→ Задания к выполнению
(a) Выпишите без изменений фрагмент отрывка воспоминаний от «Не меняю на» до «высказался категорически против.».
(b) Перечислите всех людей, которые названы в отрывке воспоминаний по имени или фамилии.
(c) Ответьте по отрывку воспоминаний на вопросы:
(i) Почему Леша обиделся на автора?
(ii) О чем была первая повесть Владимира Тихвинского?
(iii) Как Полевой отнесся к этой рукописи?

→ Исходный текст
++++++

Вспомнились мои давние стихи:
Не люблю хитрецов,
Не умею хитрить.
Не могу дурака
Похвалой одарить.
Не умею молчать,
Если сердце кипит.
Не меняю на выгоду
Мелких обид.
Не люблю хитрецов,
Не умею хитрить.
Что подумал о ком-то,
Могу повторить.
Все могу повторить,
Глядя прямо в глаза.
Если б так же всегда
Поступали друзья.
Леша обиделся на меня за эти стихи, приняв их на свой счет. Наверно, он был прав…
По-разному складывались в редакции мои отношения и с писателями. Как-то мало известный тогда молодой литератор Владимир Тихвинский принес нам свою первую повесть. Это была трагическая история об украинских детях, которых фашисты угоняли на работу в Германию. Мне рукопись понравилась. Но Полевой высказался категорически против.

++++++

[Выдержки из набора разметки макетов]
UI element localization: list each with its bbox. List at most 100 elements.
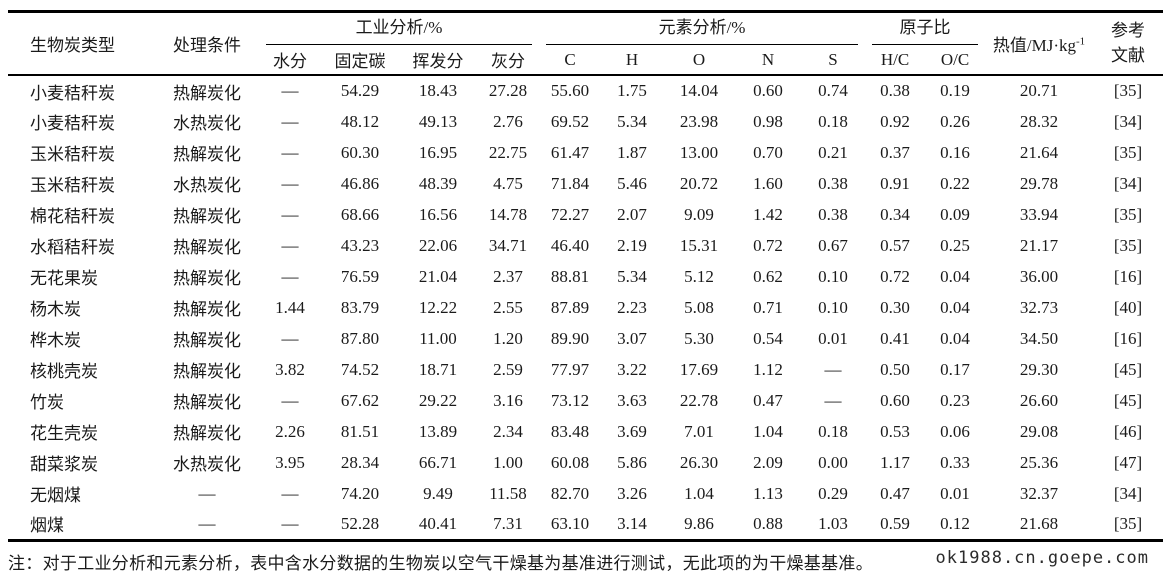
cell-fixed-carbon: 83.79 xyxy=(340,297,380,317)
cell-volatiles: 29.22 xyxy=(418,390,458,410)
cell-elem-h: 1.75 xyxy=(617,81,647,100)
cell-reference: [45] xyxy=(1113,359,1143,379)
cell-ash: 4.75 xyxy=(493,173,523,193)
cell-ash: 2.37 xyxy=(493,266,523,286)
cell-biochar-type: 甜菜浆炭 xyxy=(30,455,98,474)
cell-biochar-type: 烟煤 xyxy=(30,516,64,536)
cell-moisture: 3.82 xyxy=(275,359,305,379)
cell-elem-o: 5.08 xyxy=(684,297,714,317)
cell-elem-o: 9.09 xyxy=(684,204,714,224)
cell-ash: 22.75 xyxy=(488,142,528,162)
header-ash: 灰分 xyxy=(477,45,540,76)
cell-ratio-hc: 0.41 xyxy=(880,328,910,348)
cell-elem-h: 3.14 xyxy=(617,513,647,533)
header-row-subcolumns: 水分 固定碳 挥发分 灰分 C H O N S H/C O/C xyxy=(8,45,1163,76)
cell-elem-o: 14.04 xyxy=(679,81,719,100)
cell-treatment: 热解炭化 xyxy=(173,269,241,288)
group-proximate-label: 工业分析/% xyxy=(266,13,533,45)
cell-ratio-hc: 0.37 xyxy=(880,142,910,162)
cell-ratio-oc: 0.04 xyxy=(940,328,970,348)
cell-ash: 7.31 xyxy=(493,513,523,533)
cell-elem-n: 1.13 xyxy=(753,483,783,503)
cell-ratio-oc: 0.19 xyxy=(940,81,970,100)
cell-fixed-carbon: 68.66 xyxy=(340,204,380,224)
cell-reference: [35] xyxy=(1113,81,1143,100)
cell-elem-n: 2.09 xyxy=(753,452,783,472)
table-header: 生物炭类型 处理条件 工业分析/% 元素分析/% 原子比 热值/MJ·kg-1 … xyxy=(8,11,1164,76)
cell-ash: 2.76 xyxy=(493,111,523,131)
cell-elem-o: 13.00 xyxy=(679,142,719,162)
cell-biochar-type: 无烟煤 xyxy=(30,486,81,505)
cell-volatiles: 22.06 xyxy=(418,235,458,255)
table-row: 小麦秸秆炭 水热炭化 — 48.12 49.13 2.76 69.52 5.34 23.98 0.… xyxy=(8,106,1163,137)
table-body: 小麦秸秆炭 热解炭化 —54.29 18.43 27.28 55.60 1.75 14.04 0… xyxy=(8,75,1163,540)
table-note: 注：对于工业分析和元素分析，表中含水分数据的生物炭以空气干燥基为基准进行测试，无… xyxy=(8,553,873,573)
cell-ratio-oc: 0.01 xyxy=(940,483,970,503)
cell-volatiles: 66.71 xyxy=(418,452,458,472)
cell-elem-h: 5.34 xyxy=(617,266,647,286)
table-row: 小麦秸秆炭 热解炭化 — 54.29 18.43 27.28 55.60 1.75 14.04 0… xyxy=(8,75,1163,106)
cell-heating-value: 32.37 xyxy=(1019,483,1059,503)
header-elem-n: N xyxy=(735,45,802,76)
cell-reference: [16] xyxy=(1113,266,1143,286)
cell-moisture: — xyxy=(281,483,299,503)
cell-fixed-carbon: 54.29 xyxy=(340,81,380,100)
cell-elem-c: 69.52 xyxy=(550,111,590,131)
cell-ratio-hc: 0.30 xyxy=(880,297,910,317)
cell-elem-h: 2.19 xyxy=(617,235,647,255)
cell-elem-n: 0.98 xyxy=(753,111,783,131)
cell-volatiles: 21.04 xyxy=(418,266,458,286)
cell-heating-value: 29.08 xyxy=(1019,421,1059,441)
cell-ratio-hc: 0.92 xyxy=(880,111,910,131)
cell-elem-s: 0.10 xyxy=(818,297,848,317)
cell-treatment: 水热炭化 xyxy=(173,114,241,133)
cell-ratio-hc: 0.34 xyxy=(880,204,910,224)
cell-elem-n: 0.71 xyxy=(753,297,783,317)
cell-heating-value: 20.71 xyxy=(1019,81,1059,100)
table-row: 玉米秸秆炭 水热炭化 — 46.86 48.39 4.75 71.84 5.46 20.72 1.… xyxy=(8,168,1163,199)
cell-biochar-type: 水稻秸秆炭 xyxy=(30,238,115,257)
cell-reference: [35] xyxy=(1113,235,1143,255)
cell-elem-o: 1.04 xyxy=(684,483,714,503)
cell-ratio-hc: 0.53 xyxy=(880,421,910,441)
table-row: 玉米秸秆炭 热解炭化 — 60.30 16.95 22.75 61.47 1.87 13.00 0… xyxy=(8,137,1163,168)
cell-elem-c: 71.84 xyxy=(550,173,590,193)
cell-reference: [16] xyxy=(1113,328,1143,348)
cell-ratio-oc: 0.06 xyxy=(940,421,970,441)
header-fixed-carbon: 固定碳 xyxy=(321,45,399,76)
cell-biochar-type: 玉米秸秆炭 xyxy=(30,145,115,164)
cell-ratio-hc: 1.17 xyxy=(880,452,910,472)
cell-treatment: — xyxy=(198,513,216,533)
cell-fixed-carbon: 48.12 xyxy=(340,111,380,131)
cell-elem-s: 0.38 xyxy=(818,173,848,193)
header-reference: 参考 文献 xyxy=(1093,11,1164,76)
cell-fixed-carbon: 60.30 xyxy=(340,142,380,162)
cell-biochar-type: 玉米秸秆炭 xyxy=(30,176,115,195)
cell-heating-value: 32.73 xyxy=(1019,297,1059,317)
cell-biochar-type: 竹炭 xyxy=(30,393,64,412)
cell-treatment: 热解炭化 xyxy=(173,362,241,381)
cell-elem-n: 0.62 xyxy=(753,266,783,286)
cell-elem-c: 46.40 xyxy=(550,235,590,255)
table-row: 甜菜浆炭 水热炭化 3.95 28.34 66.71 1.00 60.08 5.86 26.30… xyxy=(8,447,1163,478)
header-ratio-oc: O/C xyxy=(925,45,986,76)
cell-heating-value: 28.32 xyxy=(1019,111,1059,131)
cell-ratio-hc: 0.38 xyxy=(880,81,910,100)
biochar-properties-table: 生物炭类型 处理条件 工业分析/% 元素分析/% 原子比 热值/MJ·kg-1 … xyxy=(8,10,1164,542)
cell-elem-n: 1.04 xyxy=(753,421,783,441)
header-heating-value: 热值/MJ·kg-1 xyxy=(985,11,1094,76)
header-moisture: 水分 xyxy=(259,45,321,76)
cell-treatment: 热解炭化 xyxy=(173,393,241,412)
cell-biochar-type: 无花果炭 xyxy=(30,269,98,288)
cell-moisture: — xyxy=(281,173,299,193)
cell-ash: 2.34 xyxy=(493,421,523,441)
cell-ash: 2.55 xyxy=(493,297,523,317)
cell-moisture: — xyxy=(281,81,299,100)
cell-reference: [45] xyxy=(1113,390,1143,410)
cell-ratio-hc: 0.60 xyxy=(880,390,910,410)
table-footer: 注：对于工业分析和元素分析，表中含水分数据的生物炭以空气干燥基为基准进行测试，无… xyxy=(8,548,1163,574)
cell-treatment: 热解炭化 xyxy=(173,207,241,226)
cell-moisture: — xyxy=(281,204,299,224)
cell-moisture: — xyxy=(281,111,299,131)
cell-ash: 1.20 xyxy=(493,328,523,348)
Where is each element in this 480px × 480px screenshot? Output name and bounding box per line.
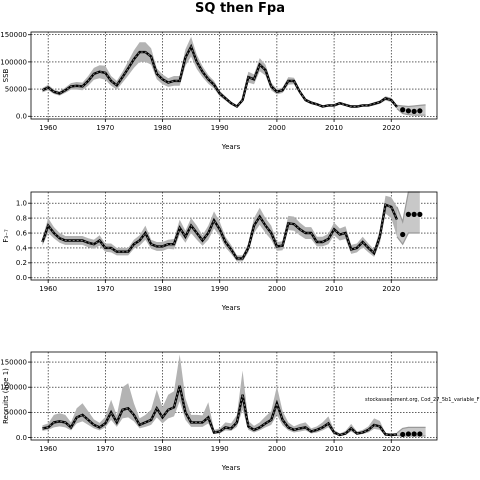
forecast-point bbox=[411, 211, 417, 217]
y-tick-label: 0.0 bbox=[16, 434, 27, 442]
recruits-panel: 1960 1970 1980 1990 2000 2010 2020 0.0 50000 1000… bbox=[0, 351, 438, 472]
forecast-point bbox=[400, 107, 406, 113]
forecast-point bbox=[417, 108, 423, 114]
x-tick-label: 1970 bbox=[96, 445, 114, 453]
x-tick-label: 2010 bbox=[325, 445, 343, 453]
forecast-lower-line bbox=[396, 232, 420, 246]
forecast-point bbox=[417, 431, 423, 437]
y-tick-label: 0.6 bbox=[16, 229, 28, 237]
x-axis-label: Years bbox=[221, 464, 241, 472]
x-tick-label: 2020 bbox=[382, 445, 400, 453]
ssb-panel: 1960 1970 1980 1990 2000 2010 2020 0.0 50000 1000… bbox=[0, 31, 438, 151]
x-tick-label: 1970 bbox=[96, 124, 114, 132]
y-axis-label: SSB bbox=[2, 68, 10, 82]
forecast-point bbox=[405, 108, 412, 114]
x-tick-label: 1980 bbox=[154, 445, 172, 453]
y-tick-label: 0.0 bbox=[16, 113, 27, 121]
x-tick-label: 1970 bbox=[96, 285, 114, 293]
forecast-band bbox=[397, 192, 420, 245]
forecast-point bbox=[417, 211, 423, 217]
x-tick-label: 2020 bbox=[382, 285, 400, 293]
y-tick-label: 0.2 bbox=[16, 259, 27, 267]
x-tick-label: 1990 bbox=[211, 285, 229, 293]
y-tick-label: 1.0 bbox=[16, 200, 27, 208]
figure-title: SQ then Fpa bbox=[195, 1, 285, 16]
forecast-point bbox=[405, 211, 412, 217]
forecast-upper-line bbox=[396, 426, 426, 434]
x-axis-label: Years bbox=[221, 304, 241, 312]
x-tick-label: 1990 bbox=[211, 124, 229, 132]
x-tick-label: 2000 bbox=[268, 285, 286, 293]
x-tick-label: 2000 bbox=[268, 445, 286, 453]
x-tick-label: 1980 bbox=[154, 285, 172, 293]
y-axis-label: Recruits (age 1) bbox=[2, 368, 10, 424]
f-panel: 1960 1970 1980 1990 2000 2010 2020 0.0 0.2 0.4 0.6… bbox=[2, 191, 438, 312]
plot-frame bbox=[30, 191, 438, 281]
y-tick-label: 50000 bbox=[5, 85, 27, 93]
forecast-upper-line bbox=[396, 104, 426, 108]
x-tick-label: 2010 bbox=[325, 124, 343, 132]
y-axis-label: F₃₋₇ bbox=[2, 229, 10, 243]
forecast-lower-line bbox=[396, 108, 426, 116]
forecast-point bbox=[411, 108, 417, 114]
x-tick-label: 1960 bbox=[39, 285, 57, 293]
plot-frame bbox=[30, 31, 438, 120]
estimate-line-overlay bbox=[42, 385, 398, 436]
forecast-point bbox=[411, 431, 417, 437]
x-tick-label: 2010 bbox=[325, 285, 343, 293]
forecast-point bbox=[400, 431, 406, 438]
y-tick-label: 0.4 bbox=[16, 244, 28, 252]
y-tick-label: 150000 bbox=[0, 31, 27, 39]
x-tick-label: 1980 bbox=[154, 124, 172, 132]
x-tick-label: 2020 bbox=[382, 124, 400, 132]
x-axis-label: Years bbox=[221, 143, 241, 151]
estimate-line-overlay bbox=[41, 204, 398, 259]
x-tick-label: 1960 bbox=[39, 124, 57, 132]
panels: 1960 1970 1980 1990 2000 2010 2020 0.0 50000 1000… bbox=[0, 31, 438, 472]
x-tick-label: 1990 bbox=[211, 445, 229, 453]
watermark-text: stockassessment.org, Cod_27_5b1_variable… bbox=[365, 397, 480, 403]
y-tick-label: 0.0 bbox=[16, 274, 27, 282]
y-tick-label: 150000 bbox=[0, 358, 27, 366]
confidence-band bbox=[42, 354, 398, 436]
y-tick-label: 100000 bbox=[0, 384, 27, 392]
forecast-point bbox=[405, 431, 412, 437]
x-tick-label: 1960 bbox=[39, 445, 57, 453]
plot-frame bbox=[30, 351, 438, 441]
y-tick-label: 0.8 bbox=[16, 215, 27, 223]
y-tick-label: 50000 bbox=[5, 409, 27, 417]
x-tick-label: 2000 bbox=[268, 124, 286, 132]
y-tick-label: 100000 bbox=[0, 58, 27, 66]
estimate-line-overlay bbox=[42, 45, 398, 108]
forecast-point bbox=[400, 231, 406, 238]
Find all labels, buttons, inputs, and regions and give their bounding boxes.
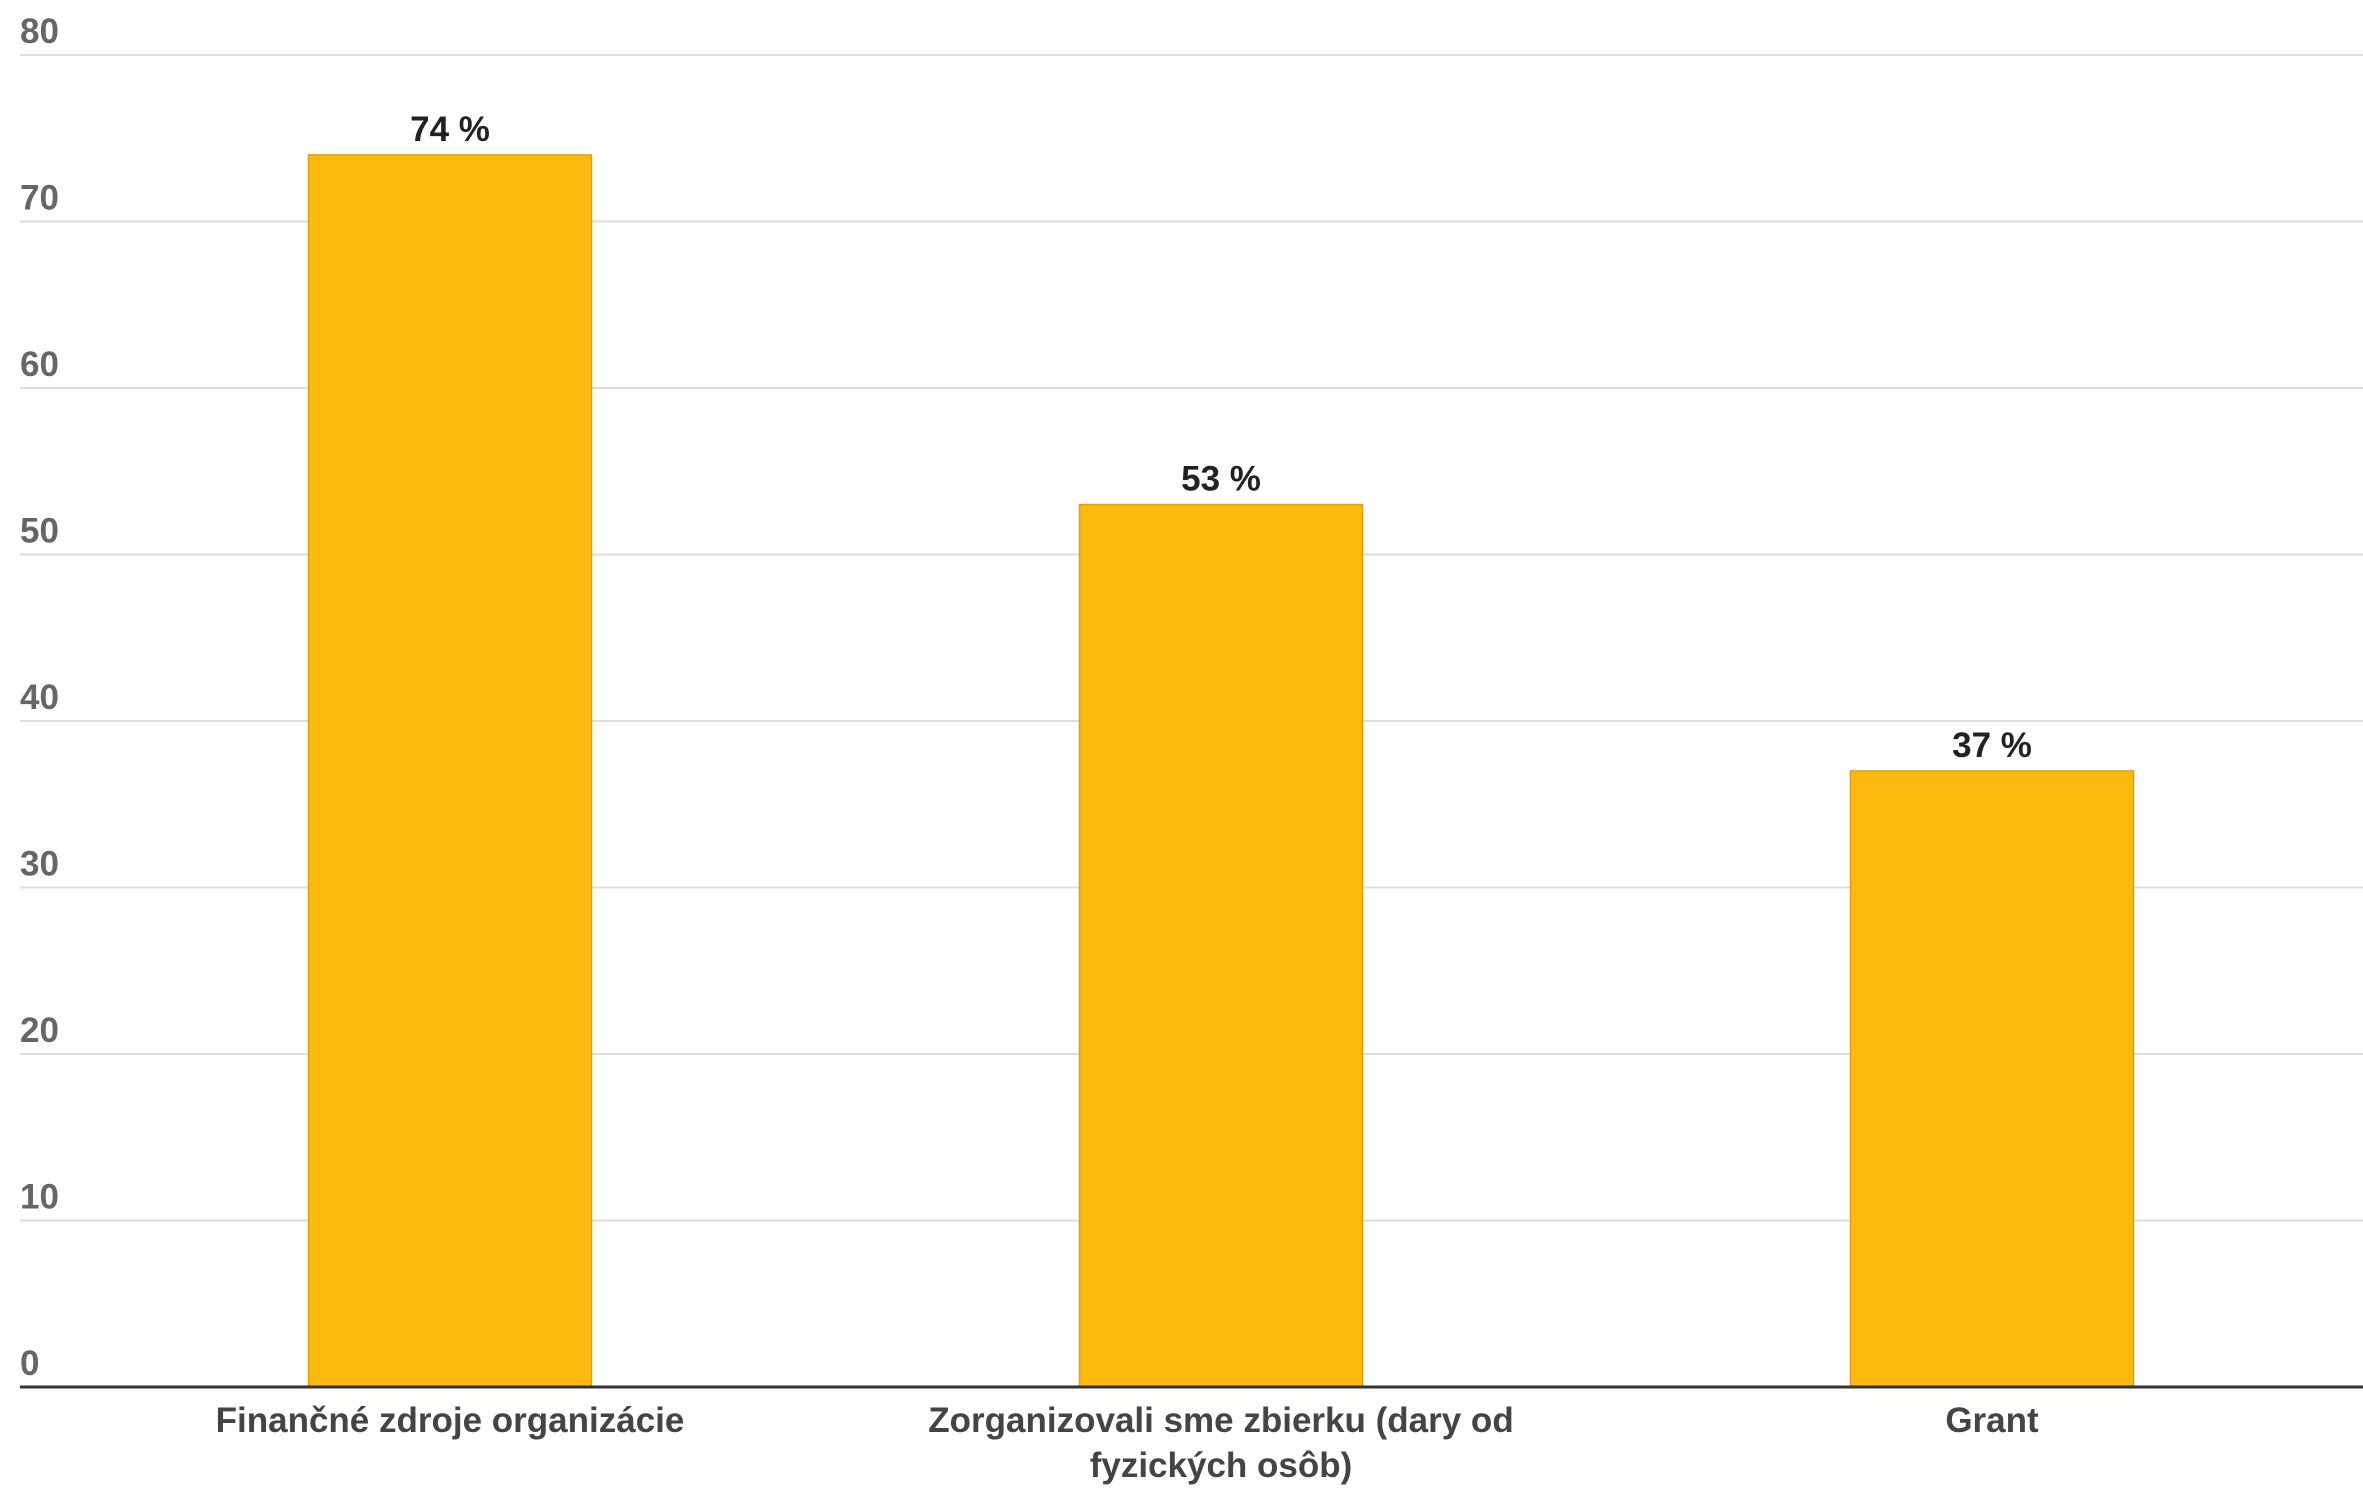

++++++

→ Список решений
(a)
Не меняю на выгоду
Мелких обид.
Не люблю хитрецов,
Не умею хитрить.
Что подумал о ком-то,
Могу повторить.
Все могу повторить,
Глядя прямо в глаза.
Если б так же всегда
Поступали друзья.
Леша обиделся на меня за эти стихи, приняв их на свой счет. Наверно, он был прав…
По-разному складывались в редакции мои отношения и с писателями. Как-то мало известный тогда молодой литератор Владимир Тихвинский принес нам свою первую повесть. Это была трагическая история об украинских детях, которых фашисты угоняли на работу в Германию. Мне рукопись понравилась. Но Полевой высказался категорически против.

(b) Леша, Владимир Тихвинский, Полевой

(c)
(i) Леша принял стихи автора на свой счет.
(ii) Повесть рассказывала трагическую историю об украинских детях, которых фашисты угоняли на работу в Германию.
(iii) Полевой высказался категорически против.